* **What to do**: Return all of the lines below exactly as they are.

* **Excerpted records**:
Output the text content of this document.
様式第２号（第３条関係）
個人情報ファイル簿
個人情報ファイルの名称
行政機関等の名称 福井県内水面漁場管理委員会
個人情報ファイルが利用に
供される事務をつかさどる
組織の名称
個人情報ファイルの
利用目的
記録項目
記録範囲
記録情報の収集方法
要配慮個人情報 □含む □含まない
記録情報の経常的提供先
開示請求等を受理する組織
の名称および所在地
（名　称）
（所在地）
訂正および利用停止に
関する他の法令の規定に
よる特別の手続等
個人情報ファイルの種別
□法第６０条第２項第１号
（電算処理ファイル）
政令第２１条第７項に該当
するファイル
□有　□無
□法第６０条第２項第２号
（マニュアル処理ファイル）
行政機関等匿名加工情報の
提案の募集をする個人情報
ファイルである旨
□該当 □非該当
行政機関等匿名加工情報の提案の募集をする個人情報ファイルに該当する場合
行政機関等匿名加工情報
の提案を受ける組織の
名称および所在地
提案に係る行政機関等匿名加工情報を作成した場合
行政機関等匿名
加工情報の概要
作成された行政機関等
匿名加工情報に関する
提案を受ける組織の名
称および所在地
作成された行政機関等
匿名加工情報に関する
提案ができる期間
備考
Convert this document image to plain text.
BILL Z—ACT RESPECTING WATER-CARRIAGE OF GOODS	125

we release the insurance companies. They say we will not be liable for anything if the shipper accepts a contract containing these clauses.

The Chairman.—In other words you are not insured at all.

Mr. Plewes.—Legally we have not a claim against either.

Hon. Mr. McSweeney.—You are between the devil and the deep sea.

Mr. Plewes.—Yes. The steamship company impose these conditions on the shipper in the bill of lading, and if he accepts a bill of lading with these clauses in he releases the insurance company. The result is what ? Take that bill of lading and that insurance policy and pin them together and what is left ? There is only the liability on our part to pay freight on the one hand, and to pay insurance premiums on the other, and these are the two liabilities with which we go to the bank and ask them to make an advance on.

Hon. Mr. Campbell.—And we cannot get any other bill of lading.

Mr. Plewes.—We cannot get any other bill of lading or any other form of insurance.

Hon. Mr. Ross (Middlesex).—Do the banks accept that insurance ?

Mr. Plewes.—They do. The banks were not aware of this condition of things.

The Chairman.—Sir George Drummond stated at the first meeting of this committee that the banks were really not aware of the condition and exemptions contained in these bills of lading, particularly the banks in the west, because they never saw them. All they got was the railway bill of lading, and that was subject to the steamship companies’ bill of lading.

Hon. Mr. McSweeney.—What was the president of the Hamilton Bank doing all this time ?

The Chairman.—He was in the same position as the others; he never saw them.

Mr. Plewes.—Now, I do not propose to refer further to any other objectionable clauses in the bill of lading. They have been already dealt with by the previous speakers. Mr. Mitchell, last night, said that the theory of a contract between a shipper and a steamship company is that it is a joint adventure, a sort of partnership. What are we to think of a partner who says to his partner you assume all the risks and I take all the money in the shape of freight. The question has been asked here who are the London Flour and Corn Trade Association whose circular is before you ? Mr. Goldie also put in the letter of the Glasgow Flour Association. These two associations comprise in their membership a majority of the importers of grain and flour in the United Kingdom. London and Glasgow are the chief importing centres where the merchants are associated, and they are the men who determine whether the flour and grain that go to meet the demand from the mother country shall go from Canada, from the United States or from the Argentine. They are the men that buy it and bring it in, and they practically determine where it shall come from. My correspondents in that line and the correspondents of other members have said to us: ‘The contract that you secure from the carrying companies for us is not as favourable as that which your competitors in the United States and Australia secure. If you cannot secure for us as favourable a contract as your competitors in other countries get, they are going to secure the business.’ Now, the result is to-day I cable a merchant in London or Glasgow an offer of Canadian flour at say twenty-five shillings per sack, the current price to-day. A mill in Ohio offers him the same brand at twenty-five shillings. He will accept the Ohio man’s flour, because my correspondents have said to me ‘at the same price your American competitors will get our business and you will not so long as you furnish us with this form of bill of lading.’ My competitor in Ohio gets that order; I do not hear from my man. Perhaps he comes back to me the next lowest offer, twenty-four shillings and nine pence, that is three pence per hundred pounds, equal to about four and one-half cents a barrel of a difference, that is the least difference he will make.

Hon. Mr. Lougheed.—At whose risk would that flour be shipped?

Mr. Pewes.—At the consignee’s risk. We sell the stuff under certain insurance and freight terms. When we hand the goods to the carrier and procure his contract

* **Correct answer**:
Output the text content of this document.
様式第２号（第３条関係）
個人情報ファイル簿
個人情報ファイルの名称
行政機関等の名称 福井県内水面漁場管理委員会
個人情報ファイルが利用に
供される事務をつかさどる
組織の名称
個人情報ファイルの
利用目的
記録項目
記録範囲
記録情報の収集方法
要配慮個人情報 □含む □含まない
記録情報の経常的提供先
開示請求等を受理する組織
の名称および所在地
（名　称）
（所在地）
訂正および利用停止に
関する他の法令の規定に
よる特別の手続等
個人情報ファイルの種別
□法第６０条第２項第１号
（電算処理ファイル）
政令第２１条第７項に該当
するファイル
□有　□無
□法第６０条第２項第２号
（マニュアル処理ファイル）
行政機関等匿名加工情報の
提案の募集をする個人情報
ファイルである旨
□該当 □非該当
行政機関等匿名加工情報の提案の募集をする個人情報ファイルに該当する場合
行政機関等匿名加工情報
の提案を受ける組織の
名称および所在地
提案に係る行政機関等匿名加工情報を作成した場合
行政機関等匿名
加工情報の概要
作成された行政機関等
匿名加工情報に関する
提案を受ける組織の名
称および所在地
作成された行政機関等
匿名加工情報に関する
提案ができる期間
備考
Convert this document image to plain text.
BILL Z—ACT RESPECTING WATER-CARRIAGE OF GOODS	125

we release the insurance companies. They say we will not be liable for anything if the shipper accepts a contract containing these clauses.

The Chairman.—In other words you are not insured at all.

Mr. Plewes.—Legally we have not a claim against either.

Hon. Mr. McSweeney.—You are between the devil and the deep sea.

Mr. Plewes.—Yes. The steamship company impose these conditions on the shipper in the bill of lading, and if he accepts a bill of lading with these clauses in he releases the insurance company. The result is what ? Take that bill of lading and that insurance policy and pin them together and what is left ? There is only the liability on our part to pay freight on the one hand, and to pay insurance premiums on the other, and these are the two liabilities with which we go to the bank and ask them to make an advance on.

Hon. Mr. Campbell.—And we cannot get any other bill of lading.

Mr. Plewes.—We cannot get any other bill of lading or any other form of insurance.

Hon. Mr. Ross (Middlesex).—Do the banks accept that insurance ?

Mr. Plewes.—They do. The banks were not aware of this condition of things.

The Chairman.—Sir George Drummond stated at the first meeting of this committee that the banks were really not aware of the condition and exemptions contained in these bills of lading, particularly the banks in the west, because they never saw them. All they got was the railway bill of lading, and that was subject to the steamship companies’ bill of lading.

Hon. Mr. McSweeney.—What was the president of the Hamilton Bank doing all this time ?

The Chairman.—He was in the same position as the others; he never saw them.

Mr. Plewes.—Now, I do not propose to refer further to any other objectionable clauses in the bill of lading. They have been already dealt with by the previous speakers. Mr. Mitchell, last night, said that the theory of a contract between a shipper and a steamship company is that it is a joint adventure, a sort of partnership. What are we to think of a partner who says to his partner you assume all the risks and I take all the money in the shape of freight. The question has been asked here who are the London Flour and Corn Trade Association whose circular is before you ? Mr. Goldie also put in the letter of the Glasgow Flour Association. These two associations comprise in their membership a majority of the importers of grain and flour in the United Kingdom. London and Glasgow are the chief importing centres where the merchants are associated, and they are the men who determine whether the flour and grain that go to meet the demand from the mother country shall go from Canada, from the United States or from the Argentine. They are the men that buy it and bring it in, and they practically determine where it shall come from. My correspondents in that line and the correspondents of other members have said to us: ‘The contract that you secure from the carrying companies for us is not as favourable as that which your competitors in the United States and Australia secure. If you cannot secure for us as favourable a contract as your competitors in other countries get, they are going to secure the business.’ Now, the result is to-day I cable a merchant in London or Glasgow an offer of Canadian flour at say twenty-five shillings per sack, the current price to-day. A mill in Ohio offers him the same brand at twenty-five shillings. He will accept the Ohio man’s flour, because my correspondents have said to me ‘at the same price your American competitors will get our business and you will not so long as you furnish us with this form of bill of lading.’ My competitor in Ohio gets that order; I do not hear from my man. Perhaps he comes back to me the next lowest offer, twenty-four shillings and nine pence, that is three pence per hundred pounds, equal to about four and one-half cents a barrel of a difference, that is the least difference he will make.

Hon. Mr. Lougheed.—At whose risk would that flour be shipped?

Mr. Pewes.—At the consignee’s risk. We sell the stuff under certain insurance and freight terms. When we hand the goods to the carrier and procure his contract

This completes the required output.